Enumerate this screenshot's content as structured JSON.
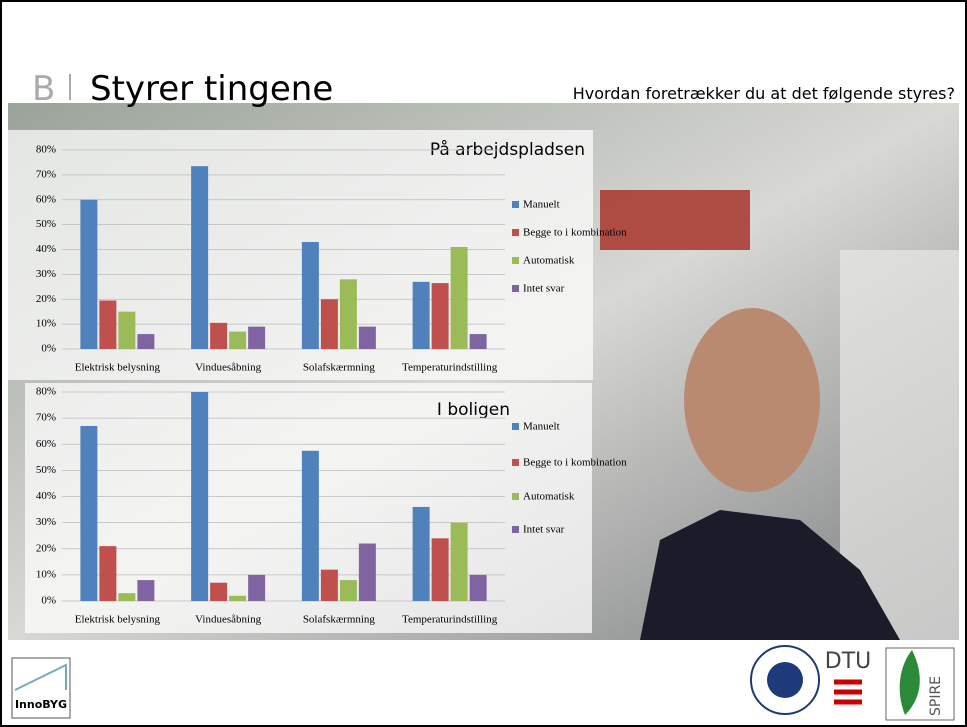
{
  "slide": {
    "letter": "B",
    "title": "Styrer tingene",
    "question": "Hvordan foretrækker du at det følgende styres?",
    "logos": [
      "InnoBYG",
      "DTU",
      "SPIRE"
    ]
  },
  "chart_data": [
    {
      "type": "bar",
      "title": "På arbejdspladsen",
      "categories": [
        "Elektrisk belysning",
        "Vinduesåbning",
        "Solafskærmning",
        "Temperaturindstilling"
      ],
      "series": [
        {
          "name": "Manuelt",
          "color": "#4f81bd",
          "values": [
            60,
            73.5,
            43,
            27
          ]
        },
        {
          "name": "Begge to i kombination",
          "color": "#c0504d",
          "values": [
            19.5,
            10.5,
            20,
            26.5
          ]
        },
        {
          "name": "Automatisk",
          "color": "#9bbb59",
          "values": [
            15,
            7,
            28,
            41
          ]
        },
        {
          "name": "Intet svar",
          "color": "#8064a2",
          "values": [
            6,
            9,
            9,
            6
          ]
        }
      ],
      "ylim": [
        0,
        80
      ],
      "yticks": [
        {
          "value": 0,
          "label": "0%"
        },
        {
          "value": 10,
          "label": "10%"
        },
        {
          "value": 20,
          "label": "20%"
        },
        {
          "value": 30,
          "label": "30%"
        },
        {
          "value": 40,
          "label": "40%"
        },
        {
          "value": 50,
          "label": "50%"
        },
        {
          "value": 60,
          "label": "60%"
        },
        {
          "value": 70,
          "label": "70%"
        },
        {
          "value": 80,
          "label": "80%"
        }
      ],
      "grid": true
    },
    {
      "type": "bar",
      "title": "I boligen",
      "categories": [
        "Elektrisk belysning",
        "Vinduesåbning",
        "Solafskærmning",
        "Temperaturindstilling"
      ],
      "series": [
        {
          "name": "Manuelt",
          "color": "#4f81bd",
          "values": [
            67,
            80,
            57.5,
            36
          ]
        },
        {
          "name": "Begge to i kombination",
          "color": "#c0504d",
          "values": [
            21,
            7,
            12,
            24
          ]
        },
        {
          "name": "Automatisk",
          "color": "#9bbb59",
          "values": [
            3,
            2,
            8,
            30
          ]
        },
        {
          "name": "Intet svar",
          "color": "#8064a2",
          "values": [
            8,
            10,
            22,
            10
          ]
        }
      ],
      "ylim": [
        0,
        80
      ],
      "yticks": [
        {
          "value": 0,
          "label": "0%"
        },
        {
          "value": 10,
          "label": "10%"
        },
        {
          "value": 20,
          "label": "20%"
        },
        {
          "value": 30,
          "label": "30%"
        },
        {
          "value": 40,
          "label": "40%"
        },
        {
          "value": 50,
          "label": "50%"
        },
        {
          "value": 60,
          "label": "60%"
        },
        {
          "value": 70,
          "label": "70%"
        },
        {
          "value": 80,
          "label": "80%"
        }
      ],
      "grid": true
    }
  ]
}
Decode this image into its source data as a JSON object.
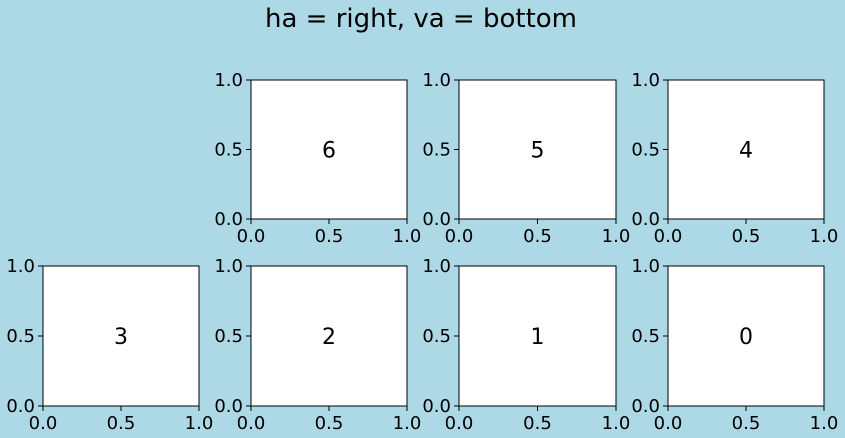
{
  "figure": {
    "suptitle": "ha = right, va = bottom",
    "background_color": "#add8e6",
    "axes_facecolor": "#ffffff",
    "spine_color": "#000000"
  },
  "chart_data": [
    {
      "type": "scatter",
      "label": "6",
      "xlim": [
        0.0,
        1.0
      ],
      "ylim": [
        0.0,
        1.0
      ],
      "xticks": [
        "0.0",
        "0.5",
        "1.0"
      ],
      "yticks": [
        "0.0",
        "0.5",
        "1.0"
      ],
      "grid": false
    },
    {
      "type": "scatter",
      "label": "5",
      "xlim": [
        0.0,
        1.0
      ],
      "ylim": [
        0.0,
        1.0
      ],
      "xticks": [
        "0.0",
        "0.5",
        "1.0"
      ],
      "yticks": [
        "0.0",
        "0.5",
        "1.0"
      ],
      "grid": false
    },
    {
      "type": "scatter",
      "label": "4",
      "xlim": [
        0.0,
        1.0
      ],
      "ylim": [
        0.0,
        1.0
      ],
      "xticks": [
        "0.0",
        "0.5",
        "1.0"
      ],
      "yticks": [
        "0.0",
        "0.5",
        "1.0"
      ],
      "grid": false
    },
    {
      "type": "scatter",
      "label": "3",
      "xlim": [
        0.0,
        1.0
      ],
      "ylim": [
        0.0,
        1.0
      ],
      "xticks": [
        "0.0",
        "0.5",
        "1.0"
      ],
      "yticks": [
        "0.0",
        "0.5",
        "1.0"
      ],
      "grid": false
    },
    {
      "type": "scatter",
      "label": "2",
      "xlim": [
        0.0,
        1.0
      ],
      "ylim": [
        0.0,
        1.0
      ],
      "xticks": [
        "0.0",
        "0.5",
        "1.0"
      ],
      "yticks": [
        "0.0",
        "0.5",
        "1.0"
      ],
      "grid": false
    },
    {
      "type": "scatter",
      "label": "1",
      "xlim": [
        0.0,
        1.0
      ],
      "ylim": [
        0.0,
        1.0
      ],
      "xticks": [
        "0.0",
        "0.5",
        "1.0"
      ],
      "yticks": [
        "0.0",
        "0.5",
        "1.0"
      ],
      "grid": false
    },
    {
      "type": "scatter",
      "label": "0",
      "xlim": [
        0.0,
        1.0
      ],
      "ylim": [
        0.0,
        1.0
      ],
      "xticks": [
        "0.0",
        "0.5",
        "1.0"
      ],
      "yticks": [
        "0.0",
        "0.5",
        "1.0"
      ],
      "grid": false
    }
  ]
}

■ ■ ■

*EXERCISE AIM*
Return the listing above word for word, with the pictures removed.

*FINAL RESULT*
Enumerate this screenshot's content as structured JSON.
{
  "slide": {
    "letter": "B",
    "title": "Styrer tingene",
    "question": "Hvordan foretrækker du at det følgende styres?",
    "logos": [
      "InnoBYG",
      "DTU",
      "SPIRE"
    ]
  },
  "chart_data": [
    {
      "type": "bar",
      "title": "På arbejdspladsen",
      "categories": [
        "Elektrisk belysning",
        "Vinduesåbning",
        "Solafskærmning",
        "Temperaturindstilling"
      ],
      "series": [
        {
          "name": "Manuelt",
          "color": "#4f81bd",
          "values": [
            60,
            73.5,
            43,
            27
          ]
        },
        {
          "name": "Begge to i kombination",
          "color": "#c0504d",
          "values": [
            19.5,
            10.5,
            20,
            26.5
          ]
        },
        {
          "name": "Automatisk",
          "color": "#9bbb59",
          "values": [
            15,
            7,
            28,
            41
          ]
        },
        {
          "name": "Intet svar",
          "color": "#8064a2",
          "values": [
            6,
            9,
            9,
            6
          ]
        }
      ],
      "ylim": [
        0,
        80
      ],
      "yticks": [
        {
          "value": 0,
          "label": "0%"
        },
        {
          "value": 10,
          "label": "10%"
        },
        {
          "value": 20,
          "label": "20%"
        },
        {
          "value": 30,
          "label": "30%"
        },
        {
          "value": 40,
          "label": "40%"
        },
        {
          "value": 50,
          "label": "50%"
        },
        {
          "value": 60,
          "label": "60%"
        },
        {
          "value": 70,
          "label": "70%"
        },
        {
          "value": 80,
          "label": "80%"
        }
      ],
      "grid": true
    },
    {
      "type": "bar",
      "title": "I boligen",
      "categories": [
        "Elektrisk belysning",
        "Vinduesåbning",
        "Solafskærmning",
        "Temperaturindstilling"
      ],
      "series": [
        {
          "name": "Manuelt",
          "color": "#4f81bd",
          "values": [
            67,
            80,
            57.5,
            36
          ]
        },
        {
          "name": "Begge to i kombination",
          "color": "#c0504d",
          "values": [
            21,
            7,
            12,
            24
          ]
        },
        {
          "name": "Automatisk",
          "color": "#9bbb59",
          "values": [
            3,
            2,
            8,
            30
          ]
        },
        {
          "name": "Intet svar",
          "color": "#8064a2",
          "values": [
            8,
            10,
            22,
            10
          ]
        }
      ],
      "ylim": [
        0,
        80
      ],
      "yticks": [
        {
          "value": 0,
          "label": "0%"
        },
        {
          "value": 10,
          "label": "10%"
        },
        {
          "value": 20,
          "label": "20%"
        },
        {
          "value": 30,
          "label": "30%"
        },
        {
          "value": 40,
          "label": "40%"
        },
        {
          "value": 50,
          "label": "50%"
        },
        {
          "value": 60,
          "label": "60%"
        },
        {
          "value": 70,
          "label": "70%"
        },
        {
          "value": 80,
          "label": "80%"
        }
      ],
      "grid": true
    }
  ]
}
Decode this image into its source data as a JSON object.
{
  "figure": {
    "suptitle": "ha = right, va = bottom",
    "background_color": "#add8e6",
    "axes_facecolor": "#ffffff",
    "spine_color": "#000000"
  },
  "chart_data": [
    {
      "type": "scatter",
      "label": "6",
      "xlim": [
        0.0,
        1.0
      ],
      "ylim": [
        0.0,
        1.0
      ],
      "xticks": [
        "0.0",
        "0.5",
        "1.0"
      ],
      "yticks": [
        "0.0",
        "0.5",
        "1.0"
      ],
      "grid": false
    },
    {
      "type": "scatter",
      "label": "5",
      "xlim": [
        0.0,
        1.0
      ],
      "ylim": [
        0.0,
        1.0
      ],
      "xticks": [
        "0.0",
        "0.5",
        "1.0"
      ],
      "yticks": [
        "0.0",
        "0.5",
        "1.0"
      ],
      "grid": false
    },
    {
      "type": "scatter",
      "label": "4",
      "xlim": [
        0.0,
        1.0
      ],
      "ylim": [
        0.0,
        1.0
      ],
      "xticks": [
        "0.0",
        "0.5",
        "1.0"
      ],
      "yticks": [
        "0.0",
        "0.5",
        "1.0"
      ],
      "grid": false
    },
    {
      "type": "scatter",
      "label": "3",
      "xlim": [
        0.0,
        1.0
      ],
      "ylim": [
        0.0,
        1.0
      ],
      "xticks": [
        "0.0",
        "0.5",
        "1.0"
      ],
      "yticks": [
        "0.0",
        "0.5",
        "1.0"
      ],
      "grid": false
    },
    {
      "type": "scatter",
      "label": "2",
      "xlim": [
        0.0,
        1.0
      ],
      "ylim": [
        0.0,
        1.0
      ],
      "xticks": [
        "0.0",
        "0.5",
        "1.0"
      ],
      "yticks": [
        "0.0",
        "0.5",
        "1.0"
      ],
      "grid": false
    },
    {
      "type": "scatter",
      "label": "1",
      "xlim": [
        0.0,
        1.0
      ],
      "ylim": [
        0.0,
        1.0
      ],
      "xticks": [
        "0.0",
        "0.5",
        "1.0"
      ],
      "yticks": [
        "0.0",
        "0.5",
        "1.0"
      ],
      "grid": false
    },
    {
      "type": "scatter",
      "label": "0",
      "xlim": [
        0.0,
        1.0
      ],
      "ylim": [
        0.0,
        1.0
      ],
      "xticks": [
        "0.0",
        "0.5",
        "1.0"
      ],
      "yticks": [
        "0.0",
        "0.5",
        "1.0"
      ],
      "grid": false
    }
  ]
}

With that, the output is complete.